- What to work on -
Rewrite the stretch of lines from the one containing "cancel-query-icon[interactable]: ■: [375, 611, 400, 640]" through the one containing "tree-scrollbar[interactable]: [318, 337, 326, 747]", changing "chevron-right-icon" to "arrow-right-icon" and keeping everything else as it is.

— Start Excerpted records —

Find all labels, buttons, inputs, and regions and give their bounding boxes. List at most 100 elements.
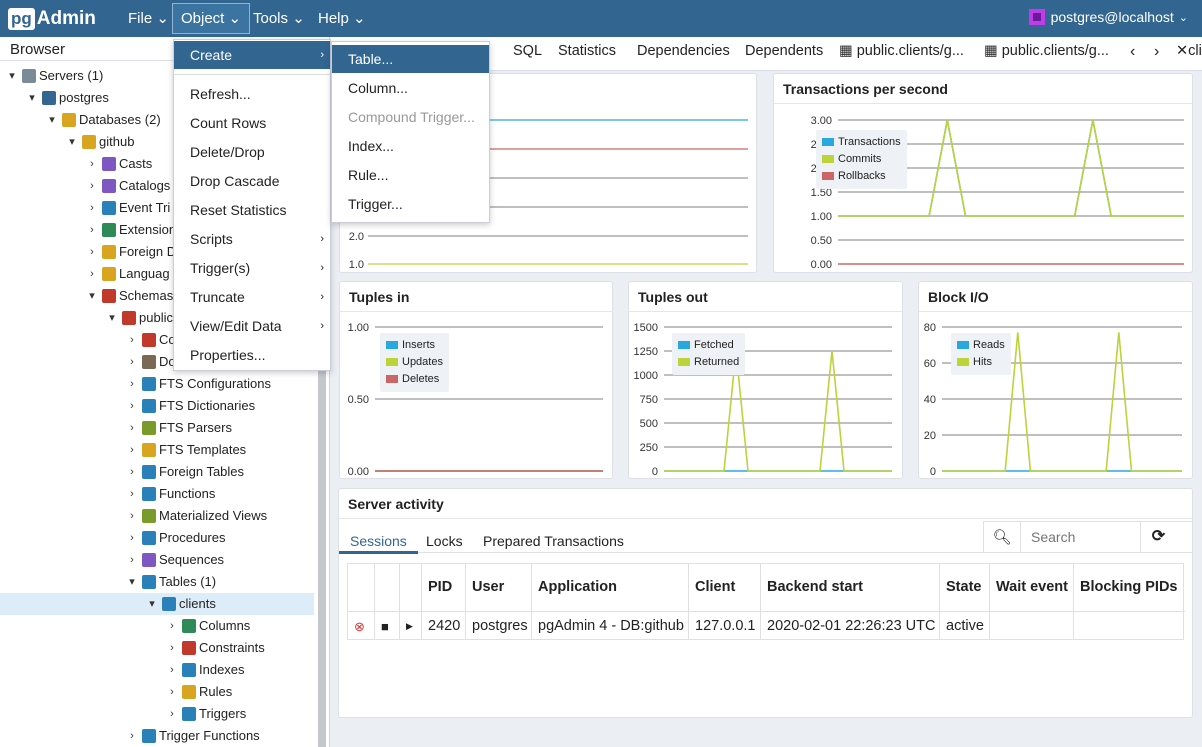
cancel-query-icon[interactable]: ■: [375, 611, 400, 640]
menu-file[interactable]: File ⌄: [128, 10, 169, 27]
tree-item[interactable]: › Catalogs: [86, 175, 170, 197]
chevron-down-icon[interactable]: ▾: [129, 576, 135, 588]
col-user[interactable]: User: [466, 564, 532, 611]
col-application[interactable]: Application: [532, 564, 689, 611]
tree-item[interactable]: ▾ Databases (2): [46, 109, 161, 131]
tree-item[interactable]: › Event Tri: [86, 197, 170, 219]
menu-item-scripts[interactable]: Scripts ›: [174, 225, 330, 253]
col-blocking-pids[interactable]: Blocking PIDs: [1080, 579, 1178, 595]
tree-item[interactable]: ▾ Schemas: [86, 285, 173, 307]
search-input[interactable]: [1020, 522, 1140, 552]
chevron-right-icon[interactable]: ›: [90, 158, 94, 170]
tree-item[interactable]: › Sequences: [126, 549, 224, 571]
chevron-right-icon[interactable]: ›: [170, 708, 174, 720]
chevron-right-icon[interactable]: ›: [130, 730, 134, 742]
tree-item[interactable]: › Co: [126, 329, 176, 351]
col-wait-event[interactable]: Wait event: [990, 564, 1074, 611]
chevron-right-icon[interactable]: ›: [130, 400, 134, 412]
tab-scroll-right-icon[interactable]: ›: [1154, 43, 1160, 60]
tab-query-tool-2[interactable]: ▦ public.clients/g...: [984, 43, 1109, 59]
tree-item[interactable]: › Trigger Functions: [126, 725, 260, 747]
tree-scrollbar[interactable]: [318, 337, 326, 747]
menu-help[interactable]: Help ⌄: [318, 10, 366, 27]
chevron-right-icon[interactable]: ›: [130, 554, 134, 566]
terminate-session-icon[interactable]: ⊗: [348, 611, 375, 640]
tree-item[interactable]: › FTS Configurations: [126, 373, 271, 395]
chevron-right-icon[interactable]: ›: [90, 246, 94, 258]
tree-item[interactable]: ▾ postgres: [26, 87, 109, 109]
chevron-right-icon[interactable]: ›: [130, 510, 134, 522]
tree-item[interactable]: ▾ Servers (1): [6, 65, 103, 87]
tab-sessions[interactable]: Sessions: [350, 533, 407, 549]
menu-item-properties[interactable]: Properties...: [190, 347, 266, 363]
menu-item-truncate[interactable]: Truncate ›: [174, 283, 330, 311]
tree-item[interactable]: › Foreign Tables: [126, 461, 244, 483]
chevron-right-icon[interactable]: ›: [90, 180, 94, 192]
pgadmin-logo[interactable]: pg Admin: [8, 6, 96, 31]
tab-scroll-left-icon[interactable]: ‹: [1130, 43, 1136, 60]
chevron-right-icon[interactable]: ›: [170, 664, 174, 676]
chevron-right-icon[interactable]: ›: [130, 488, 134, 500]
chevron-right-icon[interactable]: ›: [170, 686, 174, 698]
chevron-right-icon[interactable]: ›: [170, 620, 174, 632]
tree-item[interactable]: › FTS Dictionaries: [126, 395, 255, 417]
menu-item-delete-drop[interactable]: Delete/Drop: [190, 144, 265, 160]
submenu-item-table[interactable]: Table...: [332, 45, 489, 73]
menu-item-create[interactable]: Create ›: [174, 41, 330, 69]
chevron-right-icon[interactable]: ›: [130, 334, 134, 346]
col-client[interactable]: Client: [689, 564, 761, 611]
tree-item[interactable]: › Rules: [166, 681, 232, 703]
menu-item-refresh[interactable]: Refresh...: [190, 86, 251, 102]
menu-object[interactable]: Object ⌄: [172, 3, 251, 34]
chevron-down-icon[interactable]: ▾: [29, 92, 35, 104]
tree-item[interactable]: › Casts: [86, 153, 152, 175]
chevron-right-icon[interactable]: ›: [170, 642, 174, 654]
tree-item[interactable]: ▾ github: [66, 131, 134, 153]
menu-item-trigger-s[interactable]: Trigger(s) ›: [174, 254, 330, 282]
chevron-right-icon[interactable]: ›: [130, 378, 134, 390]
tree-item[interactable]: › Functions: [126, 483, 215, 505]
submenu-item-column[interactable]: Column...: [348, 80, 408, 96]
chevron-right-icon[interactable]: ›: [130, 422, 134, 434]
tree-item[interactable]: › Extension: [86, 219, 176, 241]
chevron-right-icon[interactable]: ›: [130, 444, 134, 456]
expand-row-icon[interactable]: ▶: [400, 611, 422, 640]
chevron-down-icon[interactable]: ▾: [109, 312, 115, 324]
tree-item[interactable]: › Columns: [166, 615, 250, 637]
chevron-right-icon[interactable]: ›: [90, 268, 94, 280]
tree-item[interactable]: › Indexes: [166, 659, 245, 681]
tree-item[interactable]: ▾ clients: [0, 593, 314, 615]
submenu-item-trigger[interactable]: Trigger...: [348, 196, 403, 212]
tab-sql[interactable]: SQL: [513, 43, 543, 59]
menu-item-reset-statistics[interactable]: Reset Statistics: [190, 202, 287, 218]
submenu-item-index[interactable]: Index...: [348, 138, 394, 154]
chevron-right-icon[interactable]: ›: [130, 466, 134, 478]
menu-item-drop-cascade[interactable]: Drop Cascade: [190, 173, 280, 189]
tab-locks[interactable]: Locks: [426, 533, 463, 549]
chevron-down-icon[interactable]: ▾: [9, 70, 15, 82]
col-state[interactable]: State: [940, 564, 990, 611]
user-menu[interactable]: postgres@localhost ⌄: [1028, 9, 1188, 25]
tab-prepared-transactions[interactable]: Prepared Transactions: [483, 533, 624, 549]
tab-dependents[interactable]: Dependents: [745, 43, 824, 59]
submenu-item-rule[interactable]: Rule...: [348, 167, 389, 183]
tab-dependencies[interactable]: Dependencies: [637, 43, 730, 59]
tab-clients[interactable]: ✕cli: [1176, 43, 1202, 59]
col-backend-start[interactable]: Backend start: [761, 564, 940, 611]
tree-item[interactable]: › Constraints: [166, 637, 265, 659]
tree-item[interactable]: ▾ public: [106, 307, 173, 329]
tree-item[interactable]: › Procedures: [126, 527, 225, 549]
tree-item[interactable]: ▾ Tables (1): [126, 571, 216, 593]
tree-item[interactable]: › Languag: [86, 263, 170, 285]
tab-query-tool-1[interactable]: ▦ public.clients/g...: [839, 43, 964, 59]
chevron-down-icon[interactable]: ▾: [89, 290, 95, 302]
chevron-down-icon[interactable]: ▾: [49, 114, 55, 126]
tree-item[interactable]: › FTS Parsers: [126, 417, 232, 439]
tree-item[interactable]: › Foreign D: [86, 241, 176, 263]
tree-item[interactable]: › FTS Templates: [126, 439, 246, 461]
col-pid[interactable]: PID: [422, 564, 466, 611]
menu-tools[interactable]: Tools ⌄: [253, 10, 305, 27]
chevron-right-icon[interactable]: ›: [130, 356, 134, 368]
menu-item-count-rows[interactable]: Count Rows: [190, 115, 267, 131]
chevron-right-icon[interactable]: ›: [90, 202, 94, 214]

— End Excerpted records —

- Response -
cancel-query-icon[interactable]: ■: [375, 611, 400, 640]
menu-file[interactable]: File ⌄: [128, 10, 169, 27]
tree-item[interactable]: › Catalogs: [86, 175, 170, 197]
chevron-down-icon[interactable]: ▾: [129, 576, 135, 588]
col-user[interactable]: User: [466, 564, 532, 611]
col-application[interactable]: Application: [532, 564, 689, 611]
tree-item[interactable]: ▾ Databases (2): [46, 109, 161, 131]
tree-item[interactable]: › Event Tri: [86, 197, 170, 219]
menu-item-scripts[interactable]: Scripts ›: [174, 225, 330, 253]
col-blocking-pids[interactable]: Blocking PIDs: [1080, 579, 1178, 595]
tree-item[interactable]: ▾ Schemas: [86, 285, 173, 307]
search-input[interactable]: [1020, 522, 1140, 552]
arrow-right-icon[interactable]: ›: [90, 158, 94, 170]
tree-item[interactable]: › Sequences: [126, 549, 224, 571]
arrow-right-icon[interactable]: ›: [170, 708, 174, 720]
arrow-right-icon[interactable]: ›: [130, 730, 134, 742]
tree-item[interactable]: › Co: [126, 329, 176, 351]
col-wait-event[interactable]: Wait event: [990, 564, 1074, 611]
arrow-right-icon[interactable]: ›: [130, 400, 134, 412]
tab-scroll-right-icon[interactable]: ›: [1154, 43, 1160, 60]
tab-query-tool-2[interactable]: ▦ public.clients/g...: [984, 43, 1109, 59]
tree-item[interactable]: › Trigger Functions: [126, 725, 260, 747]
tree-scrollbar[interactable]: [318, 337, 326, 747]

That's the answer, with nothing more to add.